● **The exercise**
In the listing below, how many lines contain the word "approached"? Please respond with the number only.

Records from a data source

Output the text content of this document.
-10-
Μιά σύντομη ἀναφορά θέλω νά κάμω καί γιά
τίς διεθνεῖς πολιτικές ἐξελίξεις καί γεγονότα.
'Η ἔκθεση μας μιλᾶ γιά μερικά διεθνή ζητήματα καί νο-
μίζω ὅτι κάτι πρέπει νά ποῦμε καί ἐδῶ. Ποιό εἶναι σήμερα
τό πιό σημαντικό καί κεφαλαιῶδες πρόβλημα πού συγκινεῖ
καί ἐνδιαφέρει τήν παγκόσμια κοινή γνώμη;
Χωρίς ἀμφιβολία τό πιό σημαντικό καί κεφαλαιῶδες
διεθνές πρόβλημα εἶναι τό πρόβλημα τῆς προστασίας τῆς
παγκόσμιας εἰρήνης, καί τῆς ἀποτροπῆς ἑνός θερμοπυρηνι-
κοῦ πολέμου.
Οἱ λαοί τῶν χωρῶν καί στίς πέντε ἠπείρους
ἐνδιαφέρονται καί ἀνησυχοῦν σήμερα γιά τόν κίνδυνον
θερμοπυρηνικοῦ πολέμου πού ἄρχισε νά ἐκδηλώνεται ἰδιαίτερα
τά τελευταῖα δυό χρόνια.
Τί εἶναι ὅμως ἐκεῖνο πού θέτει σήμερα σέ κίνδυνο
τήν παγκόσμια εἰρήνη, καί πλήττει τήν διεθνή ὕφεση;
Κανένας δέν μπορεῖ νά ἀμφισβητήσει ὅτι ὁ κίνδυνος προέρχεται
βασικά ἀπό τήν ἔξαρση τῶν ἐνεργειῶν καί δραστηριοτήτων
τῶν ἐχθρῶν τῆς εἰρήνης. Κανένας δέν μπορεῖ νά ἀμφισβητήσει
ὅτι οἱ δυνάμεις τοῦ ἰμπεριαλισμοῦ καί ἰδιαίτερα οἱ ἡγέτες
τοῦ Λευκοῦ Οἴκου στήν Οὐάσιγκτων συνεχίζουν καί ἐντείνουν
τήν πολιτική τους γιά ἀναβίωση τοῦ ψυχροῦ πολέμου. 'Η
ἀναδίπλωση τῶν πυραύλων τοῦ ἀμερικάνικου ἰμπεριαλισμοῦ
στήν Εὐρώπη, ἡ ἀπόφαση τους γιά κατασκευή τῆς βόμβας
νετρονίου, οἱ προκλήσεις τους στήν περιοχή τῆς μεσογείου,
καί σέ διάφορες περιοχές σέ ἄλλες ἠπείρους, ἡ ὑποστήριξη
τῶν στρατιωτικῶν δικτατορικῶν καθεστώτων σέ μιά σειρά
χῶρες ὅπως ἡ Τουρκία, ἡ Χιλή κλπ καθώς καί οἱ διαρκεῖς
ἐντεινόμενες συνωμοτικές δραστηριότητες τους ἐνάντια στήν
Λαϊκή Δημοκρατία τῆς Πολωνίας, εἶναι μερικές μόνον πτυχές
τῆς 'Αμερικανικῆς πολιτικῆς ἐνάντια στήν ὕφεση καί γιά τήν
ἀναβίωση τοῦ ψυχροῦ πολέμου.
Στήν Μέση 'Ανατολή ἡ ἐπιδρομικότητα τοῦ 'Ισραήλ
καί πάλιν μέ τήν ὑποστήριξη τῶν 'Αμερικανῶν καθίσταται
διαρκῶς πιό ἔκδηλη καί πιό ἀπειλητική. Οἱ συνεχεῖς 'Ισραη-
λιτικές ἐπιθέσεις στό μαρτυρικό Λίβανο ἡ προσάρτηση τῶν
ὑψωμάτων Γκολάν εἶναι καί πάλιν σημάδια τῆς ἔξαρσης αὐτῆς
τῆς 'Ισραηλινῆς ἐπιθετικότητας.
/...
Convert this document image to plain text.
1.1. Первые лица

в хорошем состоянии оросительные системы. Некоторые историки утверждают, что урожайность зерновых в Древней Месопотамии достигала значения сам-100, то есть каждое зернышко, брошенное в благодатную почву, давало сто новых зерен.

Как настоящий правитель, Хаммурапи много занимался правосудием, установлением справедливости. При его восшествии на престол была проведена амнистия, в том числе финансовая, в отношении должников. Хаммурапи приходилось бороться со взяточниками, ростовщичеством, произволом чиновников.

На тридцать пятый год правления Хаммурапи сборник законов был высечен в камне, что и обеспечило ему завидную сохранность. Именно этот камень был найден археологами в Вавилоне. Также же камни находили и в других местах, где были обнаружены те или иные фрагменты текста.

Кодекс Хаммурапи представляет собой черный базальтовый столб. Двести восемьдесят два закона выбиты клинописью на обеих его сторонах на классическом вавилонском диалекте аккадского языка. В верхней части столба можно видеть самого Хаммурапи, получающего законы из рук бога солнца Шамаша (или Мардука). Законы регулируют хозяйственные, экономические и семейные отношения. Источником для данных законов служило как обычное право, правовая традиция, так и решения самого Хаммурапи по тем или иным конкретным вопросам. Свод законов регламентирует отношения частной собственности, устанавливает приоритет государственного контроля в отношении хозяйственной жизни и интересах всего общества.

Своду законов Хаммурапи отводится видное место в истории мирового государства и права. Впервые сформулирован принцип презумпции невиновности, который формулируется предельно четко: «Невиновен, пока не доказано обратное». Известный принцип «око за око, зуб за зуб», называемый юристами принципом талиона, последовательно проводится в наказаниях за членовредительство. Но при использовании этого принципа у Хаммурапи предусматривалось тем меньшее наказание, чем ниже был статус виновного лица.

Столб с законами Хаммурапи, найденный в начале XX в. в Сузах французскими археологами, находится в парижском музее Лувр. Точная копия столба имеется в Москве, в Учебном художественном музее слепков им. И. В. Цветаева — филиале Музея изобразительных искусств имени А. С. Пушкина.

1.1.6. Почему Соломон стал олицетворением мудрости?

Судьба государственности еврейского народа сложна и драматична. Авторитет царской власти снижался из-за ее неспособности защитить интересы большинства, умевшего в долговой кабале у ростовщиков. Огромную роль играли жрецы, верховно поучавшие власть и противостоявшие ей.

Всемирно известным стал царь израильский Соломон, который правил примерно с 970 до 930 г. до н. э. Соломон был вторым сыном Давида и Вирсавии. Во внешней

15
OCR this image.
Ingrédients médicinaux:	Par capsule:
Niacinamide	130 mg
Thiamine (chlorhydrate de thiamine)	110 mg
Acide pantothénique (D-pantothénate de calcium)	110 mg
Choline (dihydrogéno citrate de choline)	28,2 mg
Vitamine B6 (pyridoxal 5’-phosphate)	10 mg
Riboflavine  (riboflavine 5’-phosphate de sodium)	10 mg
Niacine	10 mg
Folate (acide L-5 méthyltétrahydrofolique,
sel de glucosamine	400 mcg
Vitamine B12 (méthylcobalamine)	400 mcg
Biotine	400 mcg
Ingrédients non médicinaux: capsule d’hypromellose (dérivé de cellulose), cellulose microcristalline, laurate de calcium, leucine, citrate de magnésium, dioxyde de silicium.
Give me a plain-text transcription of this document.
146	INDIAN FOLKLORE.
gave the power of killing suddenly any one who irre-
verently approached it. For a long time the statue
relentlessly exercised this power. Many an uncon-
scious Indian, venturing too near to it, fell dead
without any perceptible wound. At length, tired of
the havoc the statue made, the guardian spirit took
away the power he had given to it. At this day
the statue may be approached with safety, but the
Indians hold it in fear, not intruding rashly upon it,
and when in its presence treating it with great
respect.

● **The answer**
2